SUPPLIED MATERIAL:

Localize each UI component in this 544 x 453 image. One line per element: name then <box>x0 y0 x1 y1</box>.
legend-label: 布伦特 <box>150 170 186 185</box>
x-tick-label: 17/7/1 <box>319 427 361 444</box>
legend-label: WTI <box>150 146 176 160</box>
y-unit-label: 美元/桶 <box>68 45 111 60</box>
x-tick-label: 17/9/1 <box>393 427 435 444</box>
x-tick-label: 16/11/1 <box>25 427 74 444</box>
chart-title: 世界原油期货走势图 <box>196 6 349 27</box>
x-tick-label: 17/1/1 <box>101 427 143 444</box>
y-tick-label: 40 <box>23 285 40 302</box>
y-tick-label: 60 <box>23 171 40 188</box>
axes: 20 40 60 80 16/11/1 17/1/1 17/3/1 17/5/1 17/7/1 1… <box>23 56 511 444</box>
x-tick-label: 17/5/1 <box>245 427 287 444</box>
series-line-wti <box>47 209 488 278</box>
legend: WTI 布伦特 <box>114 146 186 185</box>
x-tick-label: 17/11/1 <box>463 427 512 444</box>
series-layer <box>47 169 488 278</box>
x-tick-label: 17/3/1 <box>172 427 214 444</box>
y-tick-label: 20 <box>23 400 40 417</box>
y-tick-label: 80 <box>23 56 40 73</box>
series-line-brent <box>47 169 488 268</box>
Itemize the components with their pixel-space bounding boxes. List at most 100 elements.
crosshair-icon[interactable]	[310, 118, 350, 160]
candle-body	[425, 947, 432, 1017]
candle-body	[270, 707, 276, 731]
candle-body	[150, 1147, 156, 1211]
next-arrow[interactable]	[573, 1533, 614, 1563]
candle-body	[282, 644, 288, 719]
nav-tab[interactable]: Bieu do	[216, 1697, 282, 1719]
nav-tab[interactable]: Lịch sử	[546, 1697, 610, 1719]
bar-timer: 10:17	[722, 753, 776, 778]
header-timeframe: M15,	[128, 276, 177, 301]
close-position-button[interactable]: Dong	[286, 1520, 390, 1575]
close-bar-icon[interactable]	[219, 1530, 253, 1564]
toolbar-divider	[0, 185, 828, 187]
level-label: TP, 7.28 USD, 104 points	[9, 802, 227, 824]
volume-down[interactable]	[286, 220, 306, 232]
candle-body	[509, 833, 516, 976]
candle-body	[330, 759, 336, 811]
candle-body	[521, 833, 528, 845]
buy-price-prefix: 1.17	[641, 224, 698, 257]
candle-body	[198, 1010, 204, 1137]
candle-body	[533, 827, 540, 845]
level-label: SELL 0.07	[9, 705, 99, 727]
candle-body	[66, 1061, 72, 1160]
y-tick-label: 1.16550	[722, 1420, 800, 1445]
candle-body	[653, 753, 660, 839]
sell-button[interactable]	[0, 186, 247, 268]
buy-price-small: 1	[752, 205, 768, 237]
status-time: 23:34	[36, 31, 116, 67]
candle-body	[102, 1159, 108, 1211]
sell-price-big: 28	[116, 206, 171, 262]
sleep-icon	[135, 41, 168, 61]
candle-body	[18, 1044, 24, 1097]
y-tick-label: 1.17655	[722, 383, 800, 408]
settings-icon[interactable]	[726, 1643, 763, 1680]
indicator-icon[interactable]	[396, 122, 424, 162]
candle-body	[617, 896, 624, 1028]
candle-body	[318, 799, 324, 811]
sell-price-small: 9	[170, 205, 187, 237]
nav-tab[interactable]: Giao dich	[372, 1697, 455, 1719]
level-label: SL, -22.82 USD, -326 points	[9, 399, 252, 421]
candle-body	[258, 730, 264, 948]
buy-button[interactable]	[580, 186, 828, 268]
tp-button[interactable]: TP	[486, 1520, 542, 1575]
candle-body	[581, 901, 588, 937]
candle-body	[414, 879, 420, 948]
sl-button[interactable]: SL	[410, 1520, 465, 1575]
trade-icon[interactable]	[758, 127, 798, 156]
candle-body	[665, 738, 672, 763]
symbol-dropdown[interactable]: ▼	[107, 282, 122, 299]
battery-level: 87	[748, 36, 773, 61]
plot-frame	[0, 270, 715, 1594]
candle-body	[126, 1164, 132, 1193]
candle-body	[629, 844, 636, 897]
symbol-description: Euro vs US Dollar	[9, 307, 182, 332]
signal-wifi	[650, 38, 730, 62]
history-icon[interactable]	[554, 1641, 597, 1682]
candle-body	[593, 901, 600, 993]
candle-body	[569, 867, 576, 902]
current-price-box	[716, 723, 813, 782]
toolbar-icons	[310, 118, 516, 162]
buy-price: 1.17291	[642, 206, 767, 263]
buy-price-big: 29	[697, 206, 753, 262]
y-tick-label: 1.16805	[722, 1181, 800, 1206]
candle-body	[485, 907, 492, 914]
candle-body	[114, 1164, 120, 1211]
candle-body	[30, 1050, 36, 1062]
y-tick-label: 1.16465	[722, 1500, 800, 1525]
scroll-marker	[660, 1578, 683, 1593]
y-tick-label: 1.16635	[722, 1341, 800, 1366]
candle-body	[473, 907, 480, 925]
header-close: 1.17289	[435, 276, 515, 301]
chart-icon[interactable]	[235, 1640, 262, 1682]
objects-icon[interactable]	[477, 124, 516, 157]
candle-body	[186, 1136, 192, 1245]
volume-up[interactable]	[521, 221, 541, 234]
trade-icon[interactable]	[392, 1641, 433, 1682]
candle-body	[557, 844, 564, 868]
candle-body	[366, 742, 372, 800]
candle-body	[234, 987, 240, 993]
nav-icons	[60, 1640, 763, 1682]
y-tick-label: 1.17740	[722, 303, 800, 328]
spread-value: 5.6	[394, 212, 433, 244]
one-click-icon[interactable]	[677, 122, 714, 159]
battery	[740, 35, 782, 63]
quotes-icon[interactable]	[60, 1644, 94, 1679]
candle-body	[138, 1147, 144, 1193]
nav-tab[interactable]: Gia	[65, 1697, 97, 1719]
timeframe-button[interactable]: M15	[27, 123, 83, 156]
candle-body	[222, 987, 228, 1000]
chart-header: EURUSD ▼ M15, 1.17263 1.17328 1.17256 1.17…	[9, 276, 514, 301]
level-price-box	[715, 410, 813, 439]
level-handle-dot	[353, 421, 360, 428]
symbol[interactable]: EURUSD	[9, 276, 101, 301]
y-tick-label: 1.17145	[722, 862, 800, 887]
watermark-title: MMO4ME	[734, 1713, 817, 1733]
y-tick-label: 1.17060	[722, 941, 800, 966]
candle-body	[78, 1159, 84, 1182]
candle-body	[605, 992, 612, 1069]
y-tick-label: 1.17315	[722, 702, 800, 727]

EXERCISE GOAL: Copy out every one of the rows above word for word, with nothing changed.

RESPONSE TO THIS EXERCISE:
Localize each UI component in this 544 x 453 image. One line per element: name then <box>x0 y0 x1 y1</box>.
legend-label: 布伦特 <box>150 170 186 185</box>
x-tick-label: 17/7/1 <box>319 427 361 444</box>
legend-label: WTI <box>150 146 176 160</box>
y-unit-label: 美元/桶 <box>68 45 111 60</box>
x-tick-label: 17/9/1 <box>393 427 435 444</box>
x-tick-label: 16/11/1 <box>25 427 74 444</box>
chart-title: 世界原油期货走势图 <box>196 6 349 27</box>
x-tick-label: 17/1/1 <box>101 427 143 444</box>
y-tick-label: 40 <box>23 285 40 302</box>
y-tick-label: 60 <box>23 171 40 188</box>
axes: 20 40 60 80 16/11/1 17/1/1 17/3/1 17/5/1 17/7/1 1… <box>23 56 511 444</box>
x-tick-label: 17/5/1 <box>245 427 287 444</box>
series-line-wti <box>47 209 488 278</box>
legend: WTI 布伦特 <box>114 146 186 185</box>
x-tick-label: 17/11/1 <box>463 427 512 444</box>
series-layer <box>47 169 488 278</box>
x-tick-label: 17/3/1 <box>172 427 214 444</box>
y-tick-label: 20 <box>23 400 40 417</box>
y-tick-label: 80 <box>23 56 40 73</box>
series-line-brent <box>47 169 488 268</box>
Itemize the components with their pixel-space bounding boxes. List at most 100 elements.
crosshair-icon[interactable]	[310, 118, 350, 160]
candle-body	[425, 947, 432, 1017]
candle-body	[270, 707, 276, 731]
candle-body	[150, 1147, 156, 1211]
next-arrow[interactable]	[573, 1533, 614, 1563]
candle-body	[282, 644, 288, 719]
nav-tab[interactable]: Bieu do	[216, 1697, 282, 1719]
nav-tab[interactable]: Lịch sử	[546, 1697, 610, 1719]
bar-timer: 10:17	[722, 753, 776, 778]
header-timeframe: M15,	[128, 276, 177, 301]
close-position-button[interactable]: Dong	[286, 1520, 390, 1575]
close-bar-icon[interactable]	[219, 1530, 253, 1564]
toolbar-divider	[0, 185, 828, 187]
level-label: TP, 7.28 USD, 104 points	[9, 802, 227, 824]
volume-down[interactable]	[286, 220, 306, 232]
candle-body	[509, 833, 516, 976]
candle-body	[330, 759, 336, 811]
candle-body	[521, 833, 528, 845]
buy-price-prefix: 1.17	[641, 224, 698, 257]
candle-body	[198, 1010, 204, 1137]
candle-body	[533, 827, 540, 845]
level-label: SELL 0.07	[9, 705, 99, 727]
candle-body	[66, 1061, 72, 1160]
y-tick-label: 1.16550	[722, 1420, 800, 1445]
candle-body	[653, 753, 660, 839]
sell-button[interactable]	[0, 186, 247, 268]
buy-price-small: 1	[752, 205, 768, 237]
status-time: 23:34	[36, 31, 116, 67]
candle-body	[102, 1159, 108, 1211]
sell-price-big: 28	[116, 206, 171, 262]
sleep-icon	[135, 41, 168, 61]
candle-body	[18, 1044, 24, 1097]
y-tick-label: 1.17655	[722, 383, 800, 408]
settings-icon[interactable]	[726, 1643, 763, 1680]
indicator-icon[interactable]	[396, 122, 424, 162]
candle-body	[617, 896, 624, 1028]
candle-body	[318, 799, 324, 811]
sell-price-small: 9	[170, 205, 187, 237]
nav-tab[interactable]: Giao dich	[372, 1697, 455, 1719]
level-label: SL, -22.82 USD, -326 points	[9, 399, 252, 421]
candle-body	[258, 730, 264, 948]
buy-button[interactable]	[580, 186, 828, 268]
tp-button[interactable]: TP	[486, 1520, 542, 1575]
candle-body	[581, 901, 588, 937]
candle-body	[414, 879, 420, 948]
sl-button[interactable]: SL	[410, 1520, 465, 1575]
trade-icon[interactable]	[758, 127, 798, 156]
candle-body	[665, 738, 672, 763]
symbol-dropdown[interactable]: ▼	[107, 282, 122, 299]
battery-level: 87	[748, 36, 773, 61]
plot-frame	[0, 270, 715, 1594]
candle-body	[126, 1164, 132, 1193]
candle-body	[629, 844, 636, 897]
symbol-description: Euro vs US Dollar	[9, 307, 182, 332]
signal-wifi	[650, 38, 730, 62]
history-icon[interactable]	[554, 1641, 597, 1682]
candle-body	[593, 901, 600, 993]
candle-body	[569, 867, 576, 902]
current-price-box	[716, 723, 813, 782]
toolbar-icons	[310, 118, 516, 162]
buy-price: 1.17291	[642, 206, 767, 263]
buy-price-big: 29	[697, 206, 753, 262]
y-tick-label: 1.16805	[722, 1181, 800, 1206]
candle-body	[485, 907, 492, 914]
candle-body	[114, 1164, 120, 1211]
candle-body	[30, 1050, 36, 1062]
y-tick-label: 1.16465	[722, 1500, 800, 1525]
scroll-marker	[660, 1578, 683, 1593]
y-tick-label: 1.16635	[722, 1341, 800, 1366]
candle-body	[473, 907, 480, 925]
header-close: 1.17289	[435, 276, 515, 301]
chart-icon[interactable]	[235, 1640, 262, 1682]
objects-icon[interactable]	[477, 124, 516, 157]
candle-body	[186, 1136, 192, 1245]
volume-up[interactable]	[521, 221, 541, 234]
trade-icon[interactable]	[392, 1641, 433, 1682]
candle-body	[557, 844, 564, 868]
candle-body	[366, 742, 372, 800]
candle-body	[234, 987, 240, 993]
nav-icons	[60, 1640, 763, 1682]
y-tick-label: 1.17740	[722, 303, 800, 328]
spread-value: 5.6	[394, 212, 433, 244]
one-click-icon[interactable]	[677, 122, 714, 159]
battery	[740, 35, 782, 63]
quotes-icon[interactable]	[60, 1644, 94, 1679]
candle-body	[138, 1147, 144, 1193]
nav-tab[interactable]: Gia	[65, 1697, 97, 1719]
timeframe-button[interactable]: M15	[27, 123, 83, 156]
candle-body	[222, 987, 228, 1000]
chart-header: EURUSD ▼ M15, 1.17263 1.17328 1.17256 1.17…	[9, 276, 514, 301]
level-price-box	[715, 410, 813, 439]
level-handle-dot	[353, 421, 360, 428]
symbol[interactable]: EURUSD	[9, 276, 101, 301]
y-tick-label: 1.17145	[722, 862, 800, 887]
watermark-title: MMO4ME	[734, 1713, 817, 1733]
y-tick-label: 1.17060	[722, 941, 800, 966]
candle-body	[78, 1159, 84, 1182]
candle-body	[605, 992, 612, 1069]
y-tick-label: 1.17315	[722, 702, 800, 727]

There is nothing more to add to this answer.